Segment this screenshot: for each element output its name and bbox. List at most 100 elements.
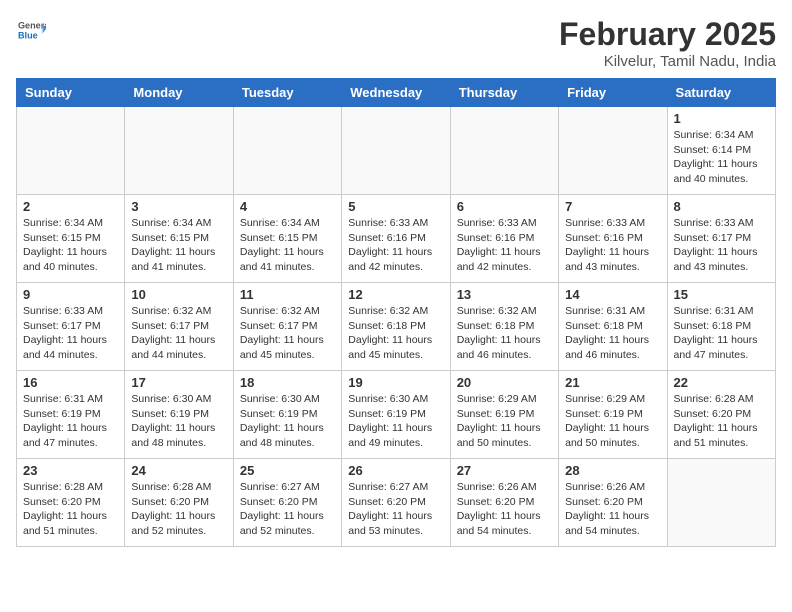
day-number: 21 — [565, 375, 660, 390]
calendar-day-cell: 1 Sunrise: 6:34 AM Sunset: 6:14 PM Daylig… — [667, 107, 775, 195]
calendar-day-cell: 27 Sunrise: 6:26 AM Sunset: 6:20 PM Dayli… — [450, 459, 558, 547]
calendar-day-cell: 23 Sunrise: 6:28 AM Sunset: 6:20 PM Dayli… — [17, 459, 125, 547]
day-number: 19 — [348, 375, 443, 390]
calendar-week-row: 23 Sunrise: 6:28 AM Sunset: 6:20 PM Dayli… — [17, 459, 776, 547]
day-info: Sunrise: 6:34 AM Sunset: 6:15 PM Dayligh… — [23, 216, 118, 275]
day-info: Sunrise: 6:30 AM Sunset: 6:19 PM Dayligh… — [348, 392, 443, 451]
day-number: 7 — [565, 199, 660, 214]
day-info: Sunrise: 6:30 AM Sunset: 6:19 PM Dayligh… — [240, 392, 335, 451]
calendar-day-cell: 4 Sunrise: 6:34 AM Sunset: 6:15 PM Daylig… — [233, 195, 341, 283]
day-number: 26 — [348, 463, 443, 478]
day-number: 27 — [457, 463, 552, 478]
day-number: 6 — [457, 199, 552, 214]
day-number: 24 — [131, 463, 226, 478]
day-number: 20 — [457, 375, 552, 390]
day-number: 17 — [131, 375, 226, 390]
day-number: 15 — [674, 287, 769, 302]
calendar-day-cell: 17 Sunrise: 6:30 AM Sunset: 6:19 PM Dayli… — [125, 371, 233, 459]
weekday-header-row: SundayMondayTuesdayWednesdayThursdayFrid… — [17, 79, 776, 107]
day-info: Sunrise: 6:26 AM Sunset: 6:20 PM Dayligh… — [457, 480, 552, 539]
calendar-week-row: 16 Sunrise: 6:31 AM Sunset: 6:19 PM Dayli… — [17, 371, 776, 459]
calendar-day-cell: 20 Sunrise: 6:29 AM Sunset: 6:19 PM Dayli… — [450, 371, 558, 459]
day-info: Sunrise: 6:33 AM Sunset: 6:17 PM Dayligh… — [674, 216, 769, 275]
logo: General Blue — [16, 16, 46, 49]
calendar-day-cell — [17, 107, 125, 195]
calendar-day-cell: 25Sunrise: 6:27 AM Sunset: 6:20 PM Dayli… — [233, 459, 341, 547]
calendar-day-cell: 5Sunrise: 6:33 AM Sunset: 6:16 PM Daylig… — [342, 195, 450, 283]
calendar-table: SundayMondayTuesdayWednesdayThursdayFrid… — [16, 78, 776, 547]
day-number: 5 — [348, 199, 443, 214]
day-number: 14 — [565, 287, 660, 302]
day-number: 4 — [240, 199, 335, 214]
calendar-day-cell: 10Sunrise: 6:32 AM Sunset: 6:17 PM Dayli… — [125, 283, 233, 371]
calendar-day-cell: 18 Sunrise: 6:30 AM Sunset: 6:19 PM Dayli… — [233, 371, 341, 459]
calendar-week-row: 2 Sunrise: 6:34 AM Sunset: 6:15 PM Daylig… — [17, 195, 776, 283]
day-info: Sunrise: 6:29 AM Sunset: 6:19 PM Dayligh… — [565, 392, 660, 451]
calendar-day-cell: 14 Sunrise: 6:31 AM Sunset: 6:18 PM Dayli… — [559, 283, 667, 371]
calendar-day-cell: 3 Sunrise: 6:34 AM Sunset: 6:15 PM Daylig… — [125, 195, 233, 283]
calendar-day-cell: 13Sunrise: 6:32 AM Sunset: 6:18 PM Dayli… — [450, 283, 558, 371]
weekday-header-cell: Friday — [559, 79, 667, 107]
weekday-header-cell: Sunday — [17, 79, 125, 107]
calendar-week-row: 9Sunrise: 6:33 AM Sunset: 6:17 PM Daylig… — [17, 283, 776, 371]
day-number: 23 — [23, 463, 118, 478]
day-info: Sunrise: 6:34 AM Sunset: 6:14 PM Dayligh… — [674, 128, 769, 187]
day-info: Sunrise: 6:32 AM Sunset: 6:17 PM Dayligh… — [240, 304, 335, 363]
day-info: Sunrise: 6:31 AM Sunset: 6:19 PM Dayligh… — [23, 392, 118, 451]
calendar-day-cell — [233, 107, 341, 195]
day-info: Sunrise: 6:31 AM Sunset: 6:18 PM Dayligh… — [565, 304, 660, 363]
calendar-day-cell: 8 Sunrise: 6:33 AM Sunset: 6:17 PM Daylig… — [667, 195, 775, 283]
calendar-day-cell — [450, 107, 558, 195]
month-title: February 2025 — [559, 16, 776, 53]
day-info: Sunrise: 6:31 AM Sunset: 6:18 PM Dayligh… — [674, 304, 769, 363]
weekday-header-cell: Saturday — [667, 79, 775, 107]
day-number: 28 — [565, 463, 660, 478]
day-number: 3 — [131, 199, 226, 214]
calendar-day-cell: 24Sunrise: 6:28 AM Sunset: 6:20 PM Dayli… — [125, 459, 233, 547]
calendar-day-cell: 26 Sunrise: 6:27 AM Sunset: 6:20 PM Dayli… — [342, 459, 450, 547]
day-number: 18 — [240, 375, 335, 390]
day-info: Sunrise: 6:30 AM Sunset: 6:19 PM Dayligh… — [131, 392, 226, 451]
calendar-body: 1 Sunrise: 6:34 AM Sunset: 6:14 PM Daylig… — [17, 107, 776, 547]
logo-icon: General Blue — [18, 16, 46, 44]
calendar-day-cell — [125, 107, 233, 195]
location: Kilvelur, Tamil Nadu, India — [559, 53, 776, 70]
day-info: Sunrise: 6:28 AM Sunset: 6:20 PM Dayligh… — [674, 392, 769, 451]
calendar-day-cell: 19 Sunrise: 6:30 AM Sunset: 6:19 PM Dayli… — [342, 371, 450, 459]
day-info: Sunrise: 6:32 AM Sunset: 6:18 PM Dayligh… — [348, 304, 443, 363]
weekday-header-cell: Monday — [125, 79, 233, 107]
day-info: Sunrise: 6:33 AM Sunset: 6:17 PM Dayligh… — [23, 304, 118, 363]
day-number: 10 — [131, 287, 226, 302]
day-info: Sunrise: 6:29 AM Sunset: 6:19 PM Dayligh… — [457, 392, 552, 451]
calendar-day-cell — [559, 107, 667, 195]
calendar-day-cell: 28 Sunrise: 6:26 AM Sunset: 6:20 PM Dayli… — [559, 459, 667, 547]
day-info: Sunrise: 6:26 AM Sunset: 6:20 PM Dayligh… — [565, 480, 660, 539]
weekday-header-cell: Wednesday — [342, 79, 450, 107]
calendar-day-cell: 7 Sunrise: 6:33 AM Sunset: 6:16 PM Daylig… — [559, 195, 667, 283]
day-info: Sunrise: 6:33 AM Sunset: 6:16 PM Dayligh… — [565, 216, 660, 275]
weekday-header-cell: Tuesday — [233, 79, 341, 107]
day-info: Sunrise: 6:33 AM Sunset: 6:16 PM Dayligh… — [457, 216, 552, 275]
day-info: Sunrise: 6:34 AM Sunset: 6:15 PM Dayligh… — [131, 216, 226, 275]
calendar-day-cell: 11 Sunrise: 6:32 AM Sunset: 6:17 PM Dayli… — [233, 283, 341, 371]
day-info: Sunrise: 6:27 AM Sunset: 6:20 PM Dayligh… — [240, 480, 335, 539]
calendar-day-cell: 6 Sunrise: 6:33 AM Sunset: 6:16 PM Daylig… — [450, 195, 558, 283]
day-number: 13 — [457, 287, 552, 302]
day-number: 1 — [674, 111, 769, 126]
day-info: Sunrise: 6:27 AM Sunset: 6:20 PM Dayligh… — [348, 480, 443, 539]
calendar-day-cell — [342, 107, 450, 195]
calendar-day-cell: 21 Sunrise: 6:29 AM Sunset: 6:19 PM Dayli… — [559, 371, 667, 459]
day-number: 2 — [23, 199, 118, 214]
day-number: 11 — [240, 287, 335, 302]
calendar-day-cell — [667, 459, 775, 547]
calendar-day-cell: 9Sunrise: 6:33 AM Sunset: 6:17 PM Daylig… — [17, 283, 125, 371]
day-info: Sunrise: 6:34 AM Sunset: 6:15 PM Dayligh… — [240, 216, 335, 275]
day-number: 16 — [23, 375, 118, 390]
calendar-week-row: 1 Sunrise: 6:34 AM Sunset: 6:14 PM Daylig… — [17, 107, 776, 195]
day-number: 12 — [348, 287, 443, 302]
calendar-day-cell: 15 Sunrise: 6:31 AM Sunset: 6:18 PM Dayli… — [667, 283, 775, 371]
day-number: 8 — [674, 199, 769, 214]
calendar-day-cell: 16 Sunrise: 6:31 AM Sunset: 6:19 PM Dayli… — [17, 371, 125, 459]
day-info: Sunrise: 6:28 AM Sunset: 6:20 PM Dayligh… — [23, 480, 118, 539]
svg-text:Blue: Blue — [18, 30, 38, 40]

• • • •

● REQUIRED WORK: Edit the records above, starting at the line with "day-number: 21 — [565, 375, 660, 390]" and ending at the line with "day-number: 15 — [674, 287, 769, 302]", by changing "day-info" to "day-details" and keeping the rest of each line as it stands. Write out only those lines.

● EXERCISE SOLUTION:
day-number: 21 — [565, 375, 660, 390]
calendar-day-cell: 1 Sunrise: 6:34 AM Sunset: 6:14 PM Daylig… — [667, 107, 775, 195]
calendar-day-cell: 27 Sunrise: 6:26 AM Sunset: 6:20 PM Dayli… — [450, 459, 558, 547]
calendar-day-cell: 23 Sunrise: 6:28 AM Sunset: 6:20 PM Dayli… — [17, 459, 125, 547]
day-number: 19 — [348, 375, 443, 390]
calendar-week-row: 23 Sunrise: 6:28 AM Sunset: 6:20 PM Dayli… — [17, 459, 776, 547]
day-details: Sunrise: 6:34 AM Sunset: 6:15 PM Dayligh… — [23, 216, 118, 275]
day-details: Sunrise: 6:30 AM Sunset: 6:19 PM Dayligh… — [348, 392, 443, 451]
day-number: 7 — [565, 199, 660, 214]
day-details: Sunrise: 6:30 AM Sunset: 6:19 PM Dayligh… — [240, 392, 335, 451]
calendar-day-cell: 4 Sunrise: 6:34 AM Sunset: 6:15 PM Daylig… — [233, 195, 341, 283]
day-number: 26 — [348, 463, 443, 478]
day-number: 27 — [457, 463, 552, 478]
day-number: 6 — [457, 199, 552, 214]
day-number: 24 — [131, 463, 226, 478]
day-number: 20 — [457, 375, 552, 390]
day-number: 17 — [131, 375, 226, 390]
day-number: 15 — [674, 287, 769, 302]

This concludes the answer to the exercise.